**Instructions for the task**
Your task is to copy every line of this material exactly.

**Dataset extract**
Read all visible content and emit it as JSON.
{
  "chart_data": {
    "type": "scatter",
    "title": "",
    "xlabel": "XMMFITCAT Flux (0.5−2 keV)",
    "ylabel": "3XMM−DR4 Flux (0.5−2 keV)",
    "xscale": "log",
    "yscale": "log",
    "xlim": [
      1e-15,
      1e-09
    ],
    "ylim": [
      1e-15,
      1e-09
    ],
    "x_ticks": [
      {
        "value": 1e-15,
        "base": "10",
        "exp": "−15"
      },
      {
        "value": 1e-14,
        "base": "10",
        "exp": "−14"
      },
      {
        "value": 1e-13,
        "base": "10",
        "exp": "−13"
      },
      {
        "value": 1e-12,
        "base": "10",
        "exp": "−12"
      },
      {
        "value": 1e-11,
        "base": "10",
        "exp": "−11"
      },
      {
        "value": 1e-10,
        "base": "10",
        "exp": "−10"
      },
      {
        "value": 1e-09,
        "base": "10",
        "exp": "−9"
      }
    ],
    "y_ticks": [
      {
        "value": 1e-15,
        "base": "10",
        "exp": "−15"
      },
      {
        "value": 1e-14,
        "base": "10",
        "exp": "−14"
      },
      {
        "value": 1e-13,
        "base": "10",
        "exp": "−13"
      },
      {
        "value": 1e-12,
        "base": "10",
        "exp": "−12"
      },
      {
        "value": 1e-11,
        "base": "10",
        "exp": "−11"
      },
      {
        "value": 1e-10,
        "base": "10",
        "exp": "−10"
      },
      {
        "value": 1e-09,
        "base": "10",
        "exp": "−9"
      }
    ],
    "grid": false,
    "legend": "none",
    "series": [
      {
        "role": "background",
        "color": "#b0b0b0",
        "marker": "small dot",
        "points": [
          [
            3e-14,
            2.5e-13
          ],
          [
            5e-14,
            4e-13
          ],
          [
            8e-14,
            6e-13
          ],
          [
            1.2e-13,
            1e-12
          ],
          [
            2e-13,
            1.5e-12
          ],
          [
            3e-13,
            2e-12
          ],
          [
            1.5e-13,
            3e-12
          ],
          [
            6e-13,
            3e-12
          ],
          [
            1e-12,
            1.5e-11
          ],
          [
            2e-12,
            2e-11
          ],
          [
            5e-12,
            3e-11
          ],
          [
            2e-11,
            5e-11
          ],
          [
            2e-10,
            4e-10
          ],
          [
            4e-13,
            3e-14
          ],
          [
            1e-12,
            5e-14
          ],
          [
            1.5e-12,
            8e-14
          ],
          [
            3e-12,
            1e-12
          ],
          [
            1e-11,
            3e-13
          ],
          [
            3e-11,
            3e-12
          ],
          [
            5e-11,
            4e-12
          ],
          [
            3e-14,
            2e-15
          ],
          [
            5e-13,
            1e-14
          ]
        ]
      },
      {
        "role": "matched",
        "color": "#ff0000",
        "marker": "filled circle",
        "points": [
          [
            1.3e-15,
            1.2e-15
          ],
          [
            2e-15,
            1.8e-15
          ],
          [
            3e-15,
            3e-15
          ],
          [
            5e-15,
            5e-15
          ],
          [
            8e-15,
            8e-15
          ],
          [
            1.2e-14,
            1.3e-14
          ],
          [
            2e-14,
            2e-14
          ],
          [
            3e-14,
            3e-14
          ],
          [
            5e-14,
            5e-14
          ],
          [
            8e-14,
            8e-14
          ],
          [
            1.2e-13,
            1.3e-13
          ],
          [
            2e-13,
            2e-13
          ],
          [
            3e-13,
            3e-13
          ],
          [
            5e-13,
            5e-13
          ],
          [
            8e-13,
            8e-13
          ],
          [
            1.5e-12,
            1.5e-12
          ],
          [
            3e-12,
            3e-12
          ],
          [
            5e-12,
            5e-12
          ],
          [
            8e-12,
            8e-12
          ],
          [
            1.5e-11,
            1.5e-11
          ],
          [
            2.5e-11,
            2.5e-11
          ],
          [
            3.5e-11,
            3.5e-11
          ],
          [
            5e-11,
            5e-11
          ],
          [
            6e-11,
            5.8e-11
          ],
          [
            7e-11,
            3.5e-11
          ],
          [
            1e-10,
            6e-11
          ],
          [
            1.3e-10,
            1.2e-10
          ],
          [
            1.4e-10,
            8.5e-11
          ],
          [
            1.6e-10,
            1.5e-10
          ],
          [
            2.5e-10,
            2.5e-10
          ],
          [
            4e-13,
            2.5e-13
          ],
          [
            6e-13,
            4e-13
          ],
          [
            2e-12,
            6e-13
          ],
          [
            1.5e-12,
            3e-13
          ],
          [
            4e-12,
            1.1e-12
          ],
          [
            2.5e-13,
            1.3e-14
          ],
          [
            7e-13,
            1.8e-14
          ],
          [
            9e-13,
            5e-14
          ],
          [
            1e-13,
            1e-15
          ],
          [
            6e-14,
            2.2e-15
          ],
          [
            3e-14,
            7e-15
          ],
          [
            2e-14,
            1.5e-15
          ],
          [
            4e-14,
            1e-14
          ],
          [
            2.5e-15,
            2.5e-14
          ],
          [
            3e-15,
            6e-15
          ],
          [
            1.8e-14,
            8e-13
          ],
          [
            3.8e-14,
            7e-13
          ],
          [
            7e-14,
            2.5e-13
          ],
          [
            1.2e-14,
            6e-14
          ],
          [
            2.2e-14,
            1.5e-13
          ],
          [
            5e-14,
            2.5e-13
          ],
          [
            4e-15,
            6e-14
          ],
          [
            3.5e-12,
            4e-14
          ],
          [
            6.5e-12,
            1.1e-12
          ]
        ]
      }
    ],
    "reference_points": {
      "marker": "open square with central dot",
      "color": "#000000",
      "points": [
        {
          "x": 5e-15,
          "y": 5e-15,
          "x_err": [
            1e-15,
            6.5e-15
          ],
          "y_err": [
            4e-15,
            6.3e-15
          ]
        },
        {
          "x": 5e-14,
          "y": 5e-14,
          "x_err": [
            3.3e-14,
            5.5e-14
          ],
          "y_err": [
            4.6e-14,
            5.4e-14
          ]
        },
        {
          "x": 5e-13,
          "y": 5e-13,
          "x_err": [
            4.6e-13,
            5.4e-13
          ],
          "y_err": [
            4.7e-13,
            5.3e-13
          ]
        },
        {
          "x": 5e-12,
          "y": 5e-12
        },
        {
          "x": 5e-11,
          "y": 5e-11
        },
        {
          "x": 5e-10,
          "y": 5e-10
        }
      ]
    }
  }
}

**Finished task**
Read all visible content and emit it as JSON.
{
  "chart_data": {
    "type": "scatter",
    "title": "",
    "xlabel": "XMMFITCAT Flux (0.5−2 keV)",
    "ylabel": "3XMM−DR4 Flux (0.5−2 keV)",
    "xscale": "log",
    "yscale": "log",
    "xlim": [
      1e-15,
      1e-09
    ],
    "ylim": [
      1e-15,
      1e-09
    ],
    "x_ticks": [
      {
        "value": 1e-15,
        "base": "10",
        "exp": "−15"
      },
      {
        "value": 1e-14,
        "base": "10",
        "exp": "−14"
      },
      {
        "value": 1e-13,
        "base": "10",
        "exp": "−13"
      },
      {
        "value": 1e-12,
        "base": "10",
        "exp": "−12"
      },
      {
        "value": 1e-11,
        "base": "10",
        "exp": "−11"
      },
      {
        "value": 1e-10,
        "base": "10",
        "exp": "−10"
      },
      {
        "value": 1e-09,
        "base": "10",
        "exp": "−9"
      }
    ],
    "y_ticks": [
      {
        "value": 1e-15,
        "base": "10",
        "exp": "−15"
      },
      {
        "value": 1e-14,
        "base": "10",
        "exp": "−14"
      },
      {
        "value": 1e-13,
        "base": "10",
        "exp": "−13"
      },
      {
        "value": 1e-12,
        "base": "10",
        "exp": "−12"
      },
      {
        "value": 1e-11,
        "base": "10",
        "exp": "−11"
      },
      {
        "value": 1e-10,
        "base": "10",
        "exp": "−10"
      },
      {
        "value": 1e-09,
        "base": "10",
        "exp": "−9"
      }
    ],
    "grid": false,
    "legend": "none",
    "series": [
      {
        "role": "background",
        "color": "#b0b0b0",
        "marker": "small dot",
        "points": [
          [
            3e-14,
            2.5e-13
          ],
          [
            5e-14,
            4e-13
          ],
          [
            8e-14,
            6e-13
          ],
          [
            1.2e-13,
            1e-12
          ],
          [
            2e-13,
            1.5e-12
          ],
          [
            3e-13,
            2e-12
          ],
          [
            1.5e-13,
            3e-12
          ],
          [
            6e-13,
            3e-12
          ],
          [
            1e-12,
            1.5e-11
          ],
          [
            2e-12,
            2e-11
          ],
          [
            5e-12,
            3e-11
          ],
          [
            2e-11,
            5e-11
          ],
          [
            2e-10,
            4e-10
          ],
          [
            4e-13,
            3e-14
          ],
          [
            1e-12,
            5e-14
          ],
          [
            1.5e-12,
            8e-14
          ],
          [
            3e-12,
            1e-12
          ],
          [
            1e-11,
            3e-13
          ],
          [
            3e-11,
            3e-12
          ],
          [
            5e-11,
            4e-12
          ],
          [
            3e-14,
            2e-15
          ],
          [
            5e-13,
            1e-14
          ]
        ]
      },
      {
        "role": "matched",
        "color": "#ff0000",
        "marker": "filled circle",
        "points": [
          [
            1.3e-15,
            1.2e-15
          ],
          [
            2e-15,
            1.8e-15
          ],
          [
            3e-15,
            3e-15
          ],
          [
            5e-15,
            5e-15
          ],
          [
            8e-15,
            8e-15
          ],
          [
            1.2e-14,
            1.3e-14
          ],
          [
            2e-14,
            2e-14
          ],
          [
            3e-14,
            3e-14
          ],
          [
            5e-14,
            5e-14
          ],
          [
            8e-14,
            8e-14
          ],
          [
            1.2e-13,
            1.3e-13
          ],
          [
            2e-13,
            2e-13
          ],
          [
            3e-13,
            3e-13
          ],
          [
            5e-13,
            5e-13
          ],
          [
            8e-13,
            8e-13
          ],
          [
            1.5e-12,
            1.5e-12
          ],
          [
            3e-12,
            3e-12
          ],
          [
            5e-12,
            5e-12
          ],
          [
            8e-12,
            8e-12
          ],
          [
            1.5e-11,
            1.5e-11
          ],
          [
            2.5e-11,
            2.5e-11
          ],
          [
            3.5e-11,
            3.5e-11
          ],
          [
            5e-11,
            5e-11
          ],
          [
            6e-11,
            5.8e-11
          ],
          [
            7e-11,
            3.5e-11
          ],
          [
            1e-10,
            6e-11
          ],
          [
            1.3e-10,
            1.2e-10
          ],
          [
            1.4e-10,
            8.5e-11
          ],
          [
            1.6e-10,
            1.5e-10
          ],
          [
            2.5e-10,
            2.5e-10
          ],
          [
            4e-13,
            2.5e-13
          ],
          [
            6e-13,
            4e-13
          ],
          [
            2e-12,
            6e-13
          ],
          [
            1.5e-12,
            3e-13
          ],
          [
            4e-12,
            1.1e-12
          ],
          [
            2.5e-13,
            1.3e-14
          ],
          [
            7e-13,
            1.8e-14
          ],
          [
            9e-13,
            5e-14
          ],
          [
            1e-13,
            1e-15
          ],
          [
            6e-14,
            2.2e-15
          ],
          [
            3e-14,
            7e-15
          ],
          [
            2e-14,
            1.5e-15
          ],
          [
            4e-14,
            1e-14
          ],
          [
            2.5e-15,
            2.5e-14
          ],
          [
            3e-15,
            6e-15
          ],
          [
            1.8e-14,
            8e-13
          ],
          [
            3.8e-14,
            7e-13
          ],
          [
            7e-14,
            2.5e-13
          ],
          [
            1.2e-14,
            6e-14
          ],
          [
            2.2e-14,
            1.5e-13
          ],
          [
            5e-14,
            2.5e-13
          ],
          [
            4e-15,
            6e-14
          ],
          [
            3.5e-12,
            4e-14
          ],
          [
            6.5e-12,
            1.1e-12
          ]
        ]
      }
    ],
    "reference_points": {
      "marker": "open square with central dot",
      "color": "#000000",
      "points": [
        {
          "x": 5e-15,
          "y": 5e-15,
          "x_err": [
            1e-15,
            6.5e-15
          ],
          "y_err": [
            4e-15,
            6.3e-15
          ]
        },
        {
          "x": 5e-14,
          "y": 5e-14,
          "x_err": [
            3.3e-14,
            5.5e-14
          ],
          "y_err": [
            4.6e-14,
            5.4e-14
          ]
        },
        {
          "x": 5e-13,
          "y": 5e-13,
          "x_err": [
            4.6e-13,
            5.4e-13
          ],
          "y_err": [
            4.7e-13,
            5.3e-13
          ]
        },
        {
          "x": 5e-12,
          "y": 5e-12
        },
        {
          "x": 5e-11,
          "y": 5e-11
        },
        {
          "x": 5e-10,
          "y": 5e-10
        }
      ]
    }
  }
}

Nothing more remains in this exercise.